§ **Problem description**: Count how many lines have the word "liittäminen" in them. Reply with that number by itself.
>> START
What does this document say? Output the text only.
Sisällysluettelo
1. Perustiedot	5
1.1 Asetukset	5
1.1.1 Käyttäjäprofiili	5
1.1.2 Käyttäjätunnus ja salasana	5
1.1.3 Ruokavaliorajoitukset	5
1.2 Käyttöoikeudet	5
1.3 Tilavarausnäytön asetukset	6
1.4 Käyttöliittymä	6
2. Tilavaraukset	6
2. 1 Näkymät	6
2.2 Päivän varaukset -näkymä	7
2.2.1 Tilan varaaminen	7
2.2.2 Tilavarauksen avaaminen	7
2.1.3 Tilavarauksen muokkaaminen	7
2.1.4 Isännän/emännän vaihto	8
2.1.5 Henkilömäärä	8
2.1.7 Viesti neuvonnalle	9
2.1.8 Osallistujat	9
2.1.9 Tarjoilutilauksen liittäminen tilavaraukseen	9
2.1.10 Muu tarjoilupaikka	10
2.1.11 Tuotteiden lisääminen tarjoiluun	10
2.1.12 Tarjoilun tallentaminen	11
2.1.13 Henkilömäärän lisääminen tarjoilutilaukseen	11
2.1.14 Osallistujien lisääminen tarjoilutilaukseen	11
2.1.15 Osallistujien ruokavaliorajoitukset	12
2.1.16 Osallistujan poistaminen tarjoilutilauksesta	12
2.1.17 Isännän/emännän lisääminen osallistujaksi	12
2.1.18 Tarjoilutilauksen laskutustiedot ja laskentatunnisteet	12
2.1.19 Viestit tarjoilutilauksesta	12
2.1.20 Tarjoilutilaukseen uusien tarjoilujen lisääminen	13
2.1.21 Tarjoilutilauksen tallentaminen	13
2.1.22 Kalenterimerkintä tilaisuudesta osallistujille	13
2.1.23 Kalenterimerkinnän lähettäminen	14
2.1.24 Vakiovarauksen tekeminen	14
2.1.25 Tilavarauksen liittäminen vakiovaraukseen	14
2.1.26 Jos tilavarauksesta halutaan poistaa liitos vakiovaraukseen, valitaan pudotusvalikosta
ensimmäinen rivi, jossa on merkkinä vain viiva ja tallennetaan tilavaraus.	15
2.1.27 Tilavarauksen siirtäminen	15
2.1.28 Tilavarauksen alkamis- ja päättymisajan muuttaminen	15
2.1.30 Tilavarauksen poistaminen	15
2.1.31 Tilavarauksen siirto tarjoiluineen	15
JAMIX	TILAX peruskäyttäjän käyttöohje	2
>> END
>> START
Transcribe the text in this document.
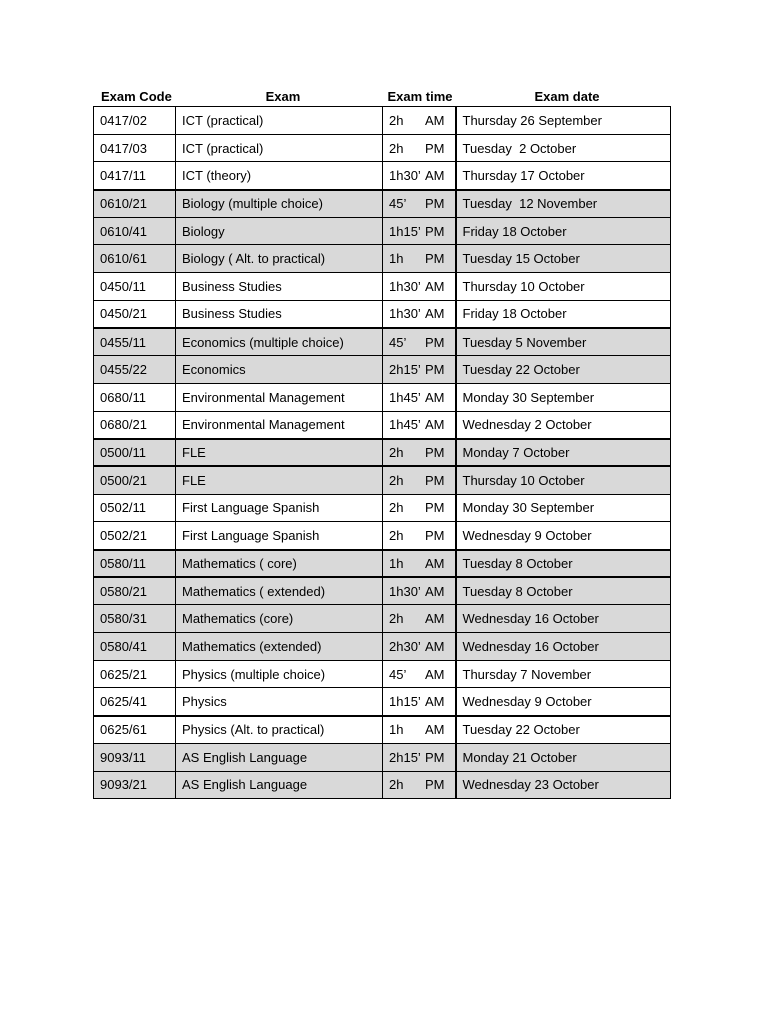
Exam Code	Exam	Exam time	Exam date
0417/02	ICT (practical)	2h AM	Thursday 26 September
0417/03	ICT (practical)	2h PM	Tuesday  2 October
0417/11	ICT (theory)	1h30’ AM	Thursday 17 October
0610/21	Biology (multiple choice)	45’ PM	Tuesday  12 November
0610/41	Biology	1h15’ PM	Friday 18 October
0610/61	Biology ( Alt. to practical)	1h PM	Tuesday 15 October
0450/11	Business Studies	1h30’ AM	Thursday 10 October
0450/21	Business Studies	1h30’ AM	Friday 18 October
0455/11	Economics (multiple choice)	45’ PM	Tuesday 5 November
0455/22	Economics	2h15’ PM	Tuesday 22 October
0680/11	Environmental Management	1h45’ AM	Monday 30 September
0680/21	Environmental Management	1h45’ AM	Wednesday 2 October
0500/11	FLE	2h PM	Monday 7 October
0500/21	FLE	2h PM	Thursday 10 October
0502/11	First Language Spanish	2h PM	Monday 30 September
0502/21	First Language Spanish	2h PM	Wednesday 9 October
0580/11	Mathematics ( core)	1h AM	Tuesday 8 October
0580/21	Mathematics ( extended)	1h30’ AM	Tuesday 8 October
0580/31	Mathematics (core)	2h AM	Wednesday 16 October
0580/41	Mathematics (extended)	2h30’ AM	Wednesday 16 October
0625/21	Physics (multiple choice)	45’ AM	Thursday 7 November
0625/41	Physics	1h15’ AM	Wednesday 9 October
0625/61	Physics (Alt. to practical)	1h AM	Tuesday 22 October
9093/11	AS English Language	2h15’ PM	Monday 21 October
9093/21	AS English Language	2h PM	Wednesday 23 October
>> END
§ **Final result**: 2